Task
Show all lines from the data that include the word "Transport".

Supplied entries
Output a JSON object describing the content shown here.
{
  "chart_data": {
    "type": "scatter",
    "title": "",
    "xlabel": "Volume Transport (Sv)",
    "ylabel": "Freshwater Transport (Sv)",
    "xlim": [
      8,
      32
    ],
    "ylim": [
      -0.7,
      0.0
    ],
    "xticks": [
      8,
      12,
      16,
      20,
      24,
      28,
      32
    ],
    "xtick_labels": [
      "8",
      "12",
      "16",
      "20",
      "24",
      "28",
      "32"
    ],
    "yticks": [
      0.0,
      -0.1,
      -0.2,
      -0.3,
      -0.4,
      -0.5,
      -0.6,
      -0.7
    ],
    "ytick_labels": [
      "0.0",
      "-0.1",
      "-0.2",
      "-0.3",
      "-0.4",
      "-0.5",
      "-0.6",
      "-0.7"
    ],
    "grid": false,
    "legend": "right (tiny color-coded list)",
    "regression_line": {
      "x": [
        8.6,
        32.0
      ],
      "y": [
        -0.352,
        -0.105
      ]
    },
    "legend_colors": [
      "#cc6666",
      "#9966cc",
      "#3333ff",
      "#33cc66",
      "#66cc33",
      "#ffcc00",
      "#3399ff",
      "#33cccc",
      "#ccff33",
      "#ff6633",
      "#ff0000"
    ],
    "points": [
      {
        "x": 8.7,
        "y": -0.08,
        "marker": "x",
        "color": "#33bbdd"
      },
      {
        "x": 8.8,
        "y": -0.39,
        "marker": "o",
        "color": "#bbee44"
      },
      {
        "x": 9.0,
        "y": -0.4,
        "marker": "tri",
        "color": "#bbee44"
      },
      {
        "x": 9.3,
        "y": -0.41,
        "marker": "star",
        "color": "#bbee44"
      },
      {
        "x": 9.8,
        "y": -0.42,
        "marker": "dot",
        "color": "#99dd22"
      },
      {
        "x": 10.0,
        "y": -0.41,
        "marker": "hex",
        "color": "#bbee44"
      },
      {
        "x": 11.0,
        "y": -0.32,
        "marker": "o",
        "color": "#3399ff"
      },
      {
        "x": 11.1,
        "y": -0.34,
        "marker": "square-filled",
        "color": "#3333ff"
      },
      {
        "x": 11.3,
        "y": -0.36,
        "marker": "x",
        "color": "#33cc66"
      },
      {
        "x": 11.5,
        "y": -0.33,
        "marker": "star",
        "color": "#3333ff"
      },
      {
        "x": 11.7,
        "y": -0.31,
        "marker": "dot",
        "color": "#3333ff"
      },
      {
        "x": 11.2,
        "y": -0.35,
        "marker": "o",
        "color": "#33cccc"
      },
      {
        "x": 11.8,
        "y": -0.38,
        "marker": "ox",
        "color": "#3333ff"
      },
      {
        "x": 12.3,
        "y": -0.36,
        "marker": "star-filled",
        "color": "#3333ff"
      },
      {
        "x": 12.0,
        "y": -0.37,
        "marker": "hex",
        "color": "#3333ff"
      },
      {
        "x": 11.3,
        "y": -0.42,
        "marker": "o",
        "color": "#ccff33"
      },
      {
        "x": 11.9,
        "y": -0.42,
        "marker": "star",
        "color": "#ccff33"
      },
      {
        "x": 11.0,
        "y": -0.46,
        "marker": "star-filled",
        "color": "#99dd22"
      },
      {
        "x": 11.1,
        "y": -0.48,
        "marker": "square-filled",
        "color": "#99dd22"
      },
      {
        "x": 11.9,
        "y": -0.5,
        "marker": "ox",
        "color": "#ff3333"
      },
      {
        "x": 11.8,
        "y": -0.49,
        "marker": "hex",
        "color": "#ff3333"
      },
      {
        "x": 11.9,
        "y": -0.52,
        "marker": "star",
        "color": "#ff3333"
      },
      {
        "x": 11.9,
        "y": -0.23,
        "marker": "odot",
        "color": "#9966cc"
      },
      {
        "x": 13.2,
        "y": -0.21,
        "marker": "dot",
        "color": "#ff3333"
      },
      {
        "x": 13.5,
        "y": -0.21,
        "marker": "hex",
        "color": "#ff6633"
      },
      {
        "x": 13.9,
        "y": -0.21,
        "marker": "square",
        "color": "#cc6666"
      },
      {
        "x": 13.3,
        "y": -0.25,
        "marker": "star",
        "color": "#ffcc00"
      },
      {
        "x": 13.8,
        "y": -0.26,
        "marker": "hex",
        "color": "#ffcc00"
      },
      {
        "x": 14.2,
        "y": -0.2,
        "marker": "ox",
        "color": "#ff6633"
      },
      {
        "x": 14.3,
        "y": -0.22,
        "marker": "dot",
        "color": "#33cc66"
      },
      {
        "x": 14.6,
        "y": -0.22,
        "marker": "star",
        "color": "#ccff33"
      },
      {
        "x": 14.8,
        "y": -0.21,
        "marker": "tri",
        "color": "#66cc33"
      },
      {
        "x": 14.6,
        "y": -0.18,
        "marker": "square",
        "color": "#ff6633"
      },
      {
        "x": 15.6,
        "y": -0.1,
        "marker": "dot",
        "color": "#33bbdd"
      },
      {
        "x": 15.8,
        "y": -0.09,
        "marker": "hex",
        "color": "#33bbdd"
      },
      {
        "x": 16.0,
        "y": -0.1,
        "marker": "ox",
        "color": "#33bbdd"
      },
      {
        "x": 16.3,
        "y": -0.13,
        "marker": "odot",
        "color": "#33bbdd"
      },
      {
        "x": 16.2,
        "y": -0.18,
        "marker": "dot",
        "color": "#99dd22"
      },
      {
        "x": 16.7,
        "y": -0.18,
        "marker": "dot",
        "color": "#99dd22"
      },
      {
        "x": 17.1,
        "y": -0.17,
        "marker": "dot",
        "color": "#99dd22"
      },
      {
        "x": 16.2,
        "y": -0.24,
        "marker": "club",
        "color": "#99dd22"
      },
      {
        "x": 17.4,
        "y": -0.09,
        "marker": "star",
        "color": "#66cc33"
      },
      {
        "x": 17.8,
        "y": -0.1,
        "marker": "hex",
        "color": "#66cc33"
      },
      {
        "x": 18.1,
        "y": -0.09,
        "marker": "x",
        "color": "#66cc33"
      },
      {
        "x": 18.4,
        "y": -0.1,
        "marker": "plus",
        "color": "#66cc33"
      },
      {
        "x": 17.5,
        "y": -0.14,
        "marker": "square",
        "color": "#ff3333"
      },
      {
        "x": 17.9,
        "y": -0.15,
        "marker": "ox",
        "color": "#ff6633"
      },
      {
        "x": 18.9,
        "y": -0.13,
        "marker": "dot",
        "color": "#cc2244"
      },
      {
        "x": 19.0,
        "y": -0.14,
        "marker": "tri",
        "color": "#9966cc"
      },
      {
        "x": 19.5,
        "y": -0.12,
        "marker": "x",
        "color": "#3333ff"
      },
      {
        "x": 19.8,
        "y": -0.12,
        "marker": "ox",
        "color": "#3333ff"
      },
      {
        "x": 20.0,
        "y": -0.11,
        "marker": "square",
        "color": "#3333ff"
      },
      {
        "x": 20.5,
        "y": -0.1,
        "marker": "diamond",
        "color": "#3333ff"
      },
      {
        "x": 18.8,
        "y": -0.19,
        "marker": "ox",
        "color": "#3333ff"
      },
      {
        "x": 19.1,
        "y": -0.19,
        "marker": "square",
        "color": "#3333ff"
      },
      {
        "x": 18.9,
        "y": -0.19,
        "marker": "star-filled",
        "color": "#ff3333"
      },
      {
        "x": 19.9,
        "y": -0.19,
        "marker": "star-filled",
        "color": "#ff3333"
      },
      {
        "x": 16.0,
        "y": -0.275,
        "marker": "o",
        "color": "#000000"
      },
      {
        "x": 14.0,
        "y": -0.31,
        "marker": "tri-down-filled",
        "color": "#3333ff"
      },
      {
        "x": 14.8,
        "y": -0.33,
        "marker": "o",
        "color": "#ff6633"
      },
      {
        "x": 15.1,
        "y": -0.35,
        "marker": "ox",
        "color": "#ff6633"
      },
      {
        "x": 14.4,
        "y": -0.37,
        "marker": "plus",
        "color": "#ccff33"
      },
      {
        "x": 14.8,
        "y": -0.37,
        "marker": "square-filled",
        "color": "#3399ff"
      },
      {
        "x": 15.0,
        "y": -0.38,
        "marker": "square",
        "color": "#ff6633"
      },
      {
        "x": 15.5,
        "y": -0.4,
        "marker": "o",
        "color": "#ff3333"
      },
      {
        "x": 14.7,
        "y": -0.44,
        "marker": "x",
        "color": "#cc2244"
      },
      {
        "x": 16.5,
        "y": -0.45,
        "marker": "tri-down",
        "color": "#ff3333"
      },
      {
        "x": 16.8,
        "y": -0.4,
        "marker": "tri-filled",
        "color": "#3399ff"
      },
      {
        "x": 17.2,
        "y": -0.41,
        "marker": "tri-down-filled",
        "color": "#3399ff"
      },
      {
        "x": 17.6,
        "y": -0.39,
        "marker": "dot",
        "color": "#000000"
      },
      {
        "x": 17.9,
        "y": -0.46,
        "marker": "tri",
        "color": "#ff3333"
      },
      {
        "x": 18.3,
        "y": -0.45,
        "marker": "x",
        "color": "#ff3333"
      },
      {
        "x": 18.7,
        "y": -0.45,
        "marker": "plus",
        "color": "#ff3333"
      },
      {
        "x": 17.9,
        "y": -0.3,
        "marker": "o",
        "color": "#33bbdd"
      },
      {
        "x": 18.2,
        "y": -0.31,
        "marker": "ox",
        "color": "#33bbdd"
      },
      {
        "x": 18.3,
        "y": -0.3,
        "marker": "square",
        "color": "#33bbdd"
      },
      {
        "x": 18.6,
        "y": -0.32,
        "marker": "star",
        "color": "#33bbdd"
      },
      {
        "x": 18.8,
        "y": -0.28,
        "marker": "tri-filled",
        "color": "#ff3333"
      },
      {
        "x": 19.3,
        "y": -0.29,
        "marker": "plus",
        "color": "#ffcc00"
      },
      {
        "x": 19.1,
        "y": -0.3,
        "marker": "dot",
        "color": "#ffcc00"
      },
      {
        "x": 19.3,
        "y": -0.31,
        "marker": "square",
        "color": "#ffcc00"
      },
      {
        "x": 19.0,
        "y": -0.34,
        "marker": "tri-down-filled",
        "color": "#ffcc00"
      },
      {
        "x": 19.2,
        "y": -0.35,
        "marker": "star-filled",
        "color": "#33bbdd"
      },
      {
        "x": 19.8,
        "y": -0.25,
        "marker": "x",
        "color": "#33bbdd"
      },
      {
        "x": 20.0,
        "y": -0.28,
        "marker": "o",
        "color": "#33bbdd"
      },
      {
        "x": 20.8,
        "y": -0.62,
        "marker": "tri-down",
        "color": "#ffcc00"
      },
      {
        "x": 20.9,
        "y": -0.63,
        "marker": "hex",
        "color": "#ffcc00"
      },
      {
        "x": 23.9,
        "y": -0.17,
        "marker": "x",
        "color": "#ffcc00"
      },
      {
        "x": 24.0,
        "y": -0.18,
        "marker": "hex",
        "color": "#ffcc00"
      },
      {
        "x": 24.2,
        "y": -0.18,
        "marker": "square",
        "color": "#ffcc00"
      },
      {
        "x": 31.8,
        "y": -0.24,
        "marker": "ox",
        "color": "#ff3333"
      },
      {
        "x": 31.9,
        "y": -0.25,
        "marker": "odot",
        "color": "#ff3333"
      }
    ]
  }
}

Answer for this exercise
    "xlabel": "Volume Transport (Sv)",
    "ylabel": "Freshwater Transport (Sv)",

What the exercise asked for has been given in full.